◆ **Exercise brief**
Reproduce the following records exactly from the line containing "Parse this chart and return its data as JSON." onward, ending with the last line and including it.

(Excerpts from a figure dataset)
::::::

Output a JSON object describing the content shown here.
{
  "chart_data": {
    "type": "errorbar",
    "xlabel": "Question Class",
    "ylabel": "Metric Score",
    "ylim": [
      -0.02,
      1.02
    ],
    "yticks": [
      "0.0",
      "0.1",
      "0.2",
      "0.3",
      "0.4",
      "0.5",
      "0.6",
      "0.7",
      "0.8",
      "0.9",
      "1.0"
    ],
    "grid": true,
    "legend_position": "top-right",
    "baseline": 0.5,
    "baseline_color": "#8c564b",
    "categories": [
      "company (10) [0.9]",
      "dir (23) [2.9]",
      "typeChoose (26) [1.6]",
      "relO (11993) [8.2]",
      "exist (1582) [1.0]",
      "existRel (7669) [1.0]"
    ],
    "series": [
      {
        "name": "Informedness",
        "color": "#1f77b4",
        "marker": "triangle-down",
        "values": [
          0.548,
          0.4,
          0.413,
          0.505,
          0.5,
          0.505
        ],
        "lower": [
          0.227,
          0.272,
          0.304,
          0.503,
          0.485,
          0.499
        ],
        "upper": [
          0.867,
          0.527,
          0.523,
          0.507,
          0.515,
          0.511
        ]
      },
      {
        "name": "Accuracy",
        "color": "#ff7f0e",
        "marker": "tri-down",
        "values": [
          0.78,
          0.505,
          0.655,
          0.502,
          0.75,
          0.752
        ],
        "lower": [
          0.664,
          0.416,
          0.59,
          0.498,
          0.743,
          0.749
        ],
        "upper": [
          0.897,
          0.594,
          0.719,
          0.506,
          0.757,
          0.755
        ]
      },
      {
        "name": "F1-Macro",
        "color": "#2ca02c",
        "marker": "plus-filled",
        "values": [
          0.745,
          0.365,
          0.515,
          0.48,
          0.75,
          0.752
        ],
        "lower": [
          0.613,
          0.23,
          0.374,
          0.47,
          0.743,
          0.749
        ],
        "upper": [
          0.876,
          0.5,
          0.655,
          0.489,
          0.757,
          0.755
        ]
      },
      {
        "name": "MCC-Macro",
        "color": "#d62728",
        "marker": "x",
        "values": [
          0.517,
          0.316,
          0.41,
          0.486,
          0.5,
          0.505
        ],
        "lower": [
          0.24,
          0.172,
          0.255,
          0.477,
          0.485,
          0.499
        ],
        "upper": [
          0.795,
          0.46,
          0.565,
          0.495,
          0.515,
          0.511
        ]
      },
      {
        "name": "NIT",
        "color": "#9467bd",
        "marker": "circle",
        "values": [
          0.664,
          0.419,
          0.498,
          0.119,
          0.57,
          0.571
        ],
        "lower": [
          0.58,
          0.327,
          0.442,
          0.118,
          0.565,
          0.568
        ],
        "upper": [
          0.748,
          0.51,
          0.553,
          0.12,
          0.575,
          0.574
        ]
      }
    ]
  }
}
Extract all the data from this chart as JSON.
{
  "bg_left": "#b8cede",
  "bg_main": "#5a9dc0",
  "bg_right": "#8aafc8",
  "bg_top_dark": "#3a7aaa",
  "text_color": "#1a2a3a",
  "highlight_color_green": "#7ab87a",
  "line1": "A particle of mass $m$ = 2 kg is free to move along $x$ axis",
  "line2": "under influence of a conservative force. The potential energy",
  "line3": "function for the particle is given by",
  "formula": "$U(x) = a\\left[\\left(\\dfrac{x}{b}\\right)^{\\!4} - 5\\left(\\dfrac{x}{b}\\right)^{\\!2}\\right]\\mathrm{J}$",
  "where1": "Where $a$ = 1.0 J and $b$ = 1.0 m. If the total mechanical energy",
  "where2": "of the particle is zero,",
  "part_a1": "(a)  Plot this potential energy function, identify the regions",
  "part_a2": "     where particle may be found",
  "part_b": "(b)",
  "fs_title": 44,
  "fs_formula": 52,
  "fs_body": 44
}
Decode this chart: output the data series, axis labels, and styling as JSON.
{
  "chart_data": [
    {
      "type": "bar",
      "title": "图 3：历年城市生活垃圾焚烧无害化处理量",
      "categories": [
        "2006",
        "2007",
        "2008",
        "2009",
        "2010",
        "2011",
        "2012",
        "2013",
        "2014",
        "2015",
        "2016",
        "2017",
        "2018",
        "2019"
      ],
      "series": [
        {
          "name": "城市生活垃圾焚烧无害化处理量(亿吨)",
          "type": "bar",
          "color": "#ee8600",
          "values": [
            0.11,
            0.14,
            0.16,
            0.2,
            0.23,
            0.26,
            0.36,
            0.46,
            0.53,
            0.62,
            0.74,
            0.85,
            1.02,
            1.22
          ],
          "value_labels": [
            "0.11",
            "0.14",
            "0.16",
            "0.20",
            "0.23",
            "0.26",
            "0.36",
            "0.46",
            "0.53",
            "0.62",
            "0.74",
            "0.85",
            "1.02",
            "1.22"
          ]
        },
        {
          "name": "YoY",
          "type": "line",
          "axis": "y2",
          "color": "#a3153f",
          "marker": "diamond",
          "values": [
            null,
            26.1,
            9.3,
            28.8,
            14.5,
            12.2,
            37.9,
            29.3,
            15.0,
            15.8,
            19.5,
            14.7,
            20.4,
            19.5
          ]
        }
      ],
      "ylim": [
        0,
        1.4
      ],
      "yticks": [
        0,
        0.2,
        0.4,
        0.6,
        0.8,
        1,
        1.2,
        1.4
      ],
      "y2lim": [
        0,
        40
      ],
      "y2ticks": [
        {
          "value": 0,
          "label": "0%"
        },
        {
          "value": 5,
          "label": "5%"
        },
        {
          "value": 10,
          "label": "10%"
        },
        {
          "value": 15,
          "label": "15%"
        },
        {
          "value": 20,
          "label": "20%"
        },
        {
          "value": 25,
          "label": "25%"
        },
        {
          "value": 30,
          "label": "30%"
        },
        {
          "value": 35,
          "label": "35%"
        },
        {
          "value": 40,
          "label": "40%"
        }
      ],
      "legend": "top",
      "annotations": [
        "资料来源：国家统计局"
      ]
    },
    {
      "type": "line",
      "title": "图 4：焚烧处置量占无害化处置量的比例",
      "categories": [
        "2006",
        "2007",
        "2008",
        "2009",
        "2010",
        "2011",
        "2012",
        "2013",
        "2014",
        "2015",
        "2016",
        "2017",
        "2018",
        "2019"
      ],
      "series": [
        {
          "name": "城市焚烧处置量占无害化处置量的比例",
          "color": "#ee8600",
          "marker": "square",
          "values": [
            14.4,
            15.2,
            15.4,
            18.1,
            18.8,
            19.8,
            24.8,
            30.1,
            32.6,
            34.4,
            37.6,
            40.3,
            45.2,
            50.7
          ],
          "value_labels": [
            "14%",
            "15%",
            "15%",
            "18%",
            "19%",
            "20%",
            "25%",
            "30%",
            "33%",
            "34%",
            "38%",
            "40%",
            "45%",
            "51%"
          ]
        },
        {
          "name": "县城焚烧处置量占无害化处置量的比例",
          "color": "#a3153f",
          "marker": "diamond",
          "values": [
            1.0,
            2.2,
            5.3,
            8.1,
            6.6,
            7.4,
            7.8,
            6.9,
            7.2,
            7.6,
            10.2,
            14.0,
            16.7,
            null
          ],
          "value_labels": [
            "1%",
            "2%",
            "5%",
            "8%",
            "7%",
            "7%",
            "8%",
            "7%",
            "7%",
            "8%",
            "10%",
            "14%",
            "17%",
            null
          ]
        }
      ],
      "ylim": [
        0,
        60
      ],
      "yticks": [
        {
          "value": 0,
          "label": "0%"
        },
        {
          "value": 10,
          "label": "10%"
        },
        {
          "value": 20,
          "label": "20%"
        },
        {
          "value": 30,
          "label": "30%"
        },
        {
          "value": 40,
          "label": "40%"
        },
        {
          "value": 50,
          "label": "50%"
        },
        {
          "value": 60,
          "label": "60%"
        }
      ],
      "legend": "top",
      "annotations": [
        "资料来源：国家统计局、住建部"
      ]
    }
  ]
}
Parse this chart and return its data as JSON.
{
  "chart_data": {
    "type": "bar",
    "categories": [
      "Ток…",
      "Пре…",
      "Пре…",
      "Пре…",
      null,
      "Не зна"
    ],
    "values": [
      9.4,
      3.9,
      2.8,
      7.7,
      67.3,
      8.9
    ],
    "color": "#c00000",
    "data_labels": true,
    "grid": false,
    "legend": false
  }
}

::::::

◆ **Correct response**
Parse this chart and return its data as JSON.
{
  "chart_data": {
    "type": "bar",
    "categories": [
      "Ток…",
      "Пре…",
      "Пре…",
      "Пре…",
      null,
      "Не зна"
    ],
    "values": [
      9.4,
      3.9,
      2.8,
      7.7,
      67.3,
      8.9
    ],
    "color": "#c00000",
    "data_labels": true,
    "grid": false,
    "legend": false
  }
}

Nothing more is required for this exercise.